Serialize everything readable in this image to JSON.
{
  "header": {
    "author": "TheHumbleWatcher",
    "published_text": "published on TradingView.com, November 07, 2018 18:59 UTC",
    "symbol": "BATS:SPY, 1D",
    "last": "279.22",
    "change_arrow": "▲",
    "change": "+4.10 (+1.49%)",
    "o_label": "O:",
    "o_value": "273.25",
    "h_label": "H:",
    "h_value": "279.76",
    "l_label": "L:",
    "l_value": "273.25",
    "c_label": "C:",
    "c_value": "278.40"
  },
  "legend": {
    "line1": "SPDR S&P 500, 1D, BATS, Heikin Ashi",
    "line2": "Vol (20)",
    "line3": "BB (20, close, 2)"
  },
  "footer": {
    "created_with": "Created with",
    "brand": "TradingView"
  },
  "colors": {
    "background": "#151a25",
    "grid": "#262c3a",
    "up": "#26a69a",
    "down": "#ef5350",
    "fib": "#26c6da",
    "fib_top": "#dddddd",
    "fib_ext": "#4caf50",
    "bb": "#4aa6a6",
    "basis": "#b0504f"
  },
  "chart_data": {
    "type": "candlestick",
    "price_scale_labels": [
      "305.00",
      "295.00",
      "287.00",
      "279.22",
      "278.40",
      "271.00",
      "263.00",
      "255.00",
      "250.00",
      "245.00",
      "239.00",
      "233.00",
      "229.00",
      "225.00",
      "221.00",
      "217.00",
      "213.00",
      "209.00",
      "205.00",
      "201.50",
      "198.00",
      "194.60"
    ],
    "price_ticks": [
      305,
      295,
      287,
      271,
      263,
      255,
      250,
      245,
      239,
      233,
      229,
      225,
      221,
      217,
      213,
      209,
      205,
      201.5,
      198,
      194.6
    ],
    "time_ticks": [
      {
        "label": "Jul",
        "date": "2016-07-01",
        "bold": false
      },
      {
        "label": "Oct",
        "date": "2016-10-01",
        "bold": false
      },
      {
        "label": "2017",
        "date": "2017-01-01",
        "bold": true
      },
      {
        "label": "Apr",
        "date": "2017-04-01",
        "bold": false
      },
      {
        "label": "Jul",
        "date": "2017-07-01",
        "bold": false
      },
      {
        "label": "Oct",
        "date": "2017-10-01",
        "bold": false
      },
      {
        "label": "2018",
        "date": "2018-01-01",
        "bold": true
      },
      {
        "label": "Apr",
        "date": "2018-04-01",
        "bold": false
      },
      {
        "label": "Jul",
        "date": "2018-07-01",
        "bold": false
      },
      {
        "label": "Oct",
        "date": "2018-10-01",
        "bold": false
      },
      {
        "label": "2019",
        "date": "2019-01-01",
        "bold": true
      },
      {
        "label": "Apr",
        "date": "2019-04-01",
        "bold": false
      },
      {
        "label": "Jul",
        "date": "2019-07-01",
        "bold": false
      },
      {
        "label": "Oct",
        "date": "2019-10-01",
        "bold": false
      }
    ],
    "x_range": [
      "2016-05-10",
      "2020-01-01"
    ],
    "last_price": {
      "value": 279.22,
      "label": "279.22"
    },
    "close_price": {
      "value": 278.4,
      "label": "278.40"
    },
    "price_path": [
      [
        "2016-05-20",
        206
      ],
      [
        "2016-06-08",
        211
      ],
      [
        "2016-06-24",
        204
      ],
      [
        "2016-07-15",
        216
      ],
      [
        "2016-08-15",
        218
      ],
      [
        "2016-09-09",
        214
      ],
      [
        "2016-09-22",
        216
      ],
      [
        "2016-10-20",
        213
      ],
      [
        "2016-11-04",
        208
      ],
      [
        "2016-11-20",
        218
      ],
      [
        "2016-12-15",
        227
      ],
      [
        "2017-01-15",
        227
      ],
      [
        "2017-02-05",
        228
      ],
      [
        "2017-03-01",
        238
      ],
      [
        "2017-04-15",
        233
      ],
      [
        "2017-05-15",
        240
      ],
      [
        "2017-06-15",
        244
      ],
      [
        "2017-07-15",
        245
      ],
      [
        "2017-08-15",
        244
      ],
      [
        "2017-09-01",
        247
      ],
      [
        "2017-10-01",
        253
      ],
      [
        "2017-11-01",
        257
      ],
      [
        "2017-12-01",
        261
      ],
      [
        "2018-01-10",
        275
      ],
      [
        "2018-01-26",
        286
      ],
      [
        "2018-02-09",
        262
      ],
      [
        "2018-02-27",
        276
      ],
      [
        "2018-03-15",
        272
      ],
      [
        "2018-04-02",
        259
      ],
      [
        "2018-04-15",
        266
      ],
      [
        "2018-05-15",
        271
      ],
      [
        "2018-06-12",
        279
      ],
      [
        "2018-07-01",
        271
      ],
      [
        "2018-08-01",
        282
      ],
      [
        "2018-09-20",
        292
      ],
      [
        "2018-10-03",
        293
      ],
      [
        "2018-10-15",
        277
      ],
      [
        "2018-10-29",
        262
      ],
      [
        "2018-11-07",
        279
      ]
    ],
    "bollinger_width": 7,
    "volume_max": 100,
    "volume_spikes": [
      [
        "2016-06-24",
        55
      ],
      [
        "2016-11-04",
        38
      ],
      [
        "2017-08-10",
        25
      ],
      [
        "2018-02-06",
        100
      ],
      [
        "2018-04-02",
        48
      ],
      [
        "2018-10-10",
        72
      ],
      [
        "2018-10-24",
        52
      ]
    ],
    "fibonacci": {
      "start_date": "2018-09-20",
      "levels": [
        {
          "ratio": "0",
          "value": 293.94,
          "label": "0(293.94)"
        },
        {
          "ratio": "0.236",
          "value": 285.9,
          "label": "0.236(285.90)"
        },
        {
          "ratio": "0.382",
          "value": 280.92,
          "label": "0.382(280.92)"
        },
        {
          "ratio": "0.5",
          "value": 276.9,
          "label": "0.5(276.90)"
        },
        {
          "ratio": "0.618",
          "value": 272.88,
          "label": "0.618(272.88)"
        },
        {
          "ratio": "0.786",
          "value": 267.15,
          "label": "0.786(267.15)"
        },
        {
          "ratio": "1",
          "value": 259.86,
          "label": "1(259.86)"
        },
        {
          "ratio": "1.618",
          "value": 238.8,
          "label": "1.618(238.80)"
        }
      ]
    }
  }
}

=== Stated problem ===
Write the entries again, exactly as they stand.

=== Solution for this problem ===
Serialize everything readable in this image to JSON.
{
  "header": {
    "author": "TheHumbleWatcher",
    "published_text": "published on TradingView.com, November 07, 2018 18:59 UTC",
    "symbol": "BATS:SPY, 1D",
    "last": "279.22",
    "change_arrow": "▲",
    "change": "+4.10 (+1.49%)",
    "o_label": "O:",
    "o_value": "273.25",
    "h_label": "H:",
    "h_value": "279.76",
    "l_label": "L:",
    "l_value": "273.25",
    "c_label": "C:",
    "c_value": "278.40"
  },
  "legend": {
    "line1": "SPDR S&P 500, 1D, BATS, Heikin Ashi",
    "line2": "Vol (20)",
    "line3": "BB (20, close, 2)"
  },
  "footer": {
    "created_with": "Created with",
    "brand": "TradingView"
  },
  "colors": {
    "background": "#151a25",
    "grid": "#262c3a",
    "up": "#26a69a",
    "down": "#ef5350",
    "fib": "#26c6da",
    "fib_top": "#dddddd",
    "fib_ext": "#4caf50",
    "bb": "#4aa6a6",
    "basis": "#b0504f"
  },
  "chart_data": {
    "type": "candlestick",
    "price_scale_labels": [
      "305.00",
      "295.00",
      "287.00",
      "279.22",
      "278.40",
      "271.00",
      "263.00",
      "255.00",
      "250.00",
      "245.00",
      "239.00",
      "233.00",
      "229.00",
      "225.00",
      "221.00",
      "217.00",
      "213.00",
      "209.00",
      "205.00",
      "201.50",
      "198.00",
      "194.60"
    ],
    "price_ticks": [
      305,
      295,
      287,
      271,
      263,
      255,
      250,
      245,
      239,
      233,
      229,
      225,
      221,
      217,
      213,
      209,
      205,
      201.5,
      198,
      194.6
    ],
    "time_ticks": [
      {
        "label": "Jul",
        "date": "2016-07-01",
        "bold": false
      },
      {
        "label": "Oct",
        "date": "2016-10-01",
        "bold": false
      },
      {
        "label": "2017",
        "date": "2017-01-01",
        "bold": true
      },
      {
        "label": "Apr",
        "date": "2017-04-01",
        "bold": false
      },
      {
        "label": "Jul",
        "date": "2017-07-01",
        "bold": false
      },
      {
        "label": "Oct",
        "date": "2017-10-01",
        "bold": false
      },
      {
        "label": "2018",
        "date": "2018-01-01",
        "bold": true
      },
      {
        "label": "Apr",
        "date": "2018-04-01",
        "bold": false
      },
      {
        "label": "Jul",
        "date": "2018-07-01",
        "bold": false
      },
      {
        "label": "Oct",
        "date": "2018-10-01",
        "bold": false
      },
      {
        "label": "2019",
        "date": "2019-01-01",
        "bold": true
      },
      {
        "label": "Apr",
        "date": "2019-04-01",
        "bold": false
      },
      {
        "label": "Jul",
        "date": "2019-07-01",
        "bold": false
      },
      {
        "label": "Oct",
        "date": "2019-10-01",
        "bold": false
      }
    ],
    "x_range": [
      "2016-05-10",
      "2020-01-01"
    ],
    "last_price": {
      "value": 279.22,
      "label": "279.22"
    },
    "close_price": {
      "value": 278.4,
      "label": "278.40"
    },
    "price_path": [
      [
        "2016-05-20",
        206
      ],
      [
        "2016-06-08",
        211
      ],
      [
        "2016-06-24",
        204
      ],
      [
        "2016-07-15",
        216
      ],
      [
        "2016-08-15",
        218
      ],
      [
        "2016-09-09",
        214
      ],
      [
        "2016-09-22",
        216
      ],
      [
        "2016-10-20",
        213
      ],
      [
        "2016-11-04",
        208
      ],
      [
        "2016-11-20",
        218
      ],
      [
        "2016-12-15",
        227
      ],
      [
        "2017-01-15",
        227
      ],
      [
        "2017-02-05",
        228
      ],
      [
        "2017-03-01",
        238
      ],
      [
        "2017-04-15",
        233
      ],
      [
        "2017-05-15",
        240
      ],
      [
        "2017-06-15",
        244
      ],
      [
        "2017-07-15",
        245
      ],
      [
        "2017-08-15",
        244
      ],
      [
        "2017-09-01",
        247
      ],
      [
        "2017-10-01",
        253
      ],
      [
        "2017-11-01",
        257
      ],
      [
        "2017-12-01",
        261
      ],
      [
        "2018-01-10",
        275
      ],
      [
        "2018-01-26",
        286
      ],
      [
        "2018-02-09",
        262
      ],
      [
        "2018-02-27",
        276
      ],
      [
        "2018-03-15",
        272
      ],
      [
        "2018-04-02",
        259
      ],
      [
        "2018-04-15",
        266
      ],
      [
        "2018-05-15",
        271
      ],
      [
        "2018-06-12",
        279
      ],
      [
        "2018-07-01",
        271
      ],
      [
        "2018-08-01",
        282
      ],
      [
        "2018-09-20",
        292
      ],
      [
        "2018-10-03",
        293
      ],
      [
        "2018-10-15",
        277
      ],
      [
        "2018-10-29",
        262
      ],
      [
        "2018-11-07",
        279
      ]
    ],
    "bollinger_width": 7,
    "volume_max": 100,
    "volume_spikes": [
      [
        "2016-06-24",
        55
      ],
      [
        "2016-11-04",
        38
      ],
      [
        "2017-08-10",
        25
      ],
      [
        "2018-02-06",
        100
      ],
      [
        "2018-04-02",
        48
      ],
      [
        "2018-10-10",
        72
      ],
      [
        "2018-10-24",
        52
      ]
    ],
    "fibonacci": {
      "start_date": "2018-09-20",
      "levels": [
        {
          "ratio": "0",
          "value": 293.94,
          "label": "0(293.94)"
        },
        {
          "ratio": "0.236",
          "value": 285.9,
          "label": "0.236(285.90)"
        },
        {
          "ratio": "0.382",
          "value": 280.92,
          "label": "0.382(280.92)"
        },
        {
          "ratio": "0.5",
          "value": 276.9,
          "label": "0.5(276.90)"
        },
        {
          "ratio": "0.618",
          "value": 272.88,
          "label": "0.618(272.88)"
        },
        {
          "ratio": "0.786",
          "value": 267.15,
          "label": "0.786(267.15)"
        },
        {
          "ratio": "1",
          "value": 259.86,
          "label": "1(259.86)"
        },
        {
          "ratio": "1.618",
          "value": 238.8,
          "label": "1.618(238.80)"
        }
      ]
    }
  }
}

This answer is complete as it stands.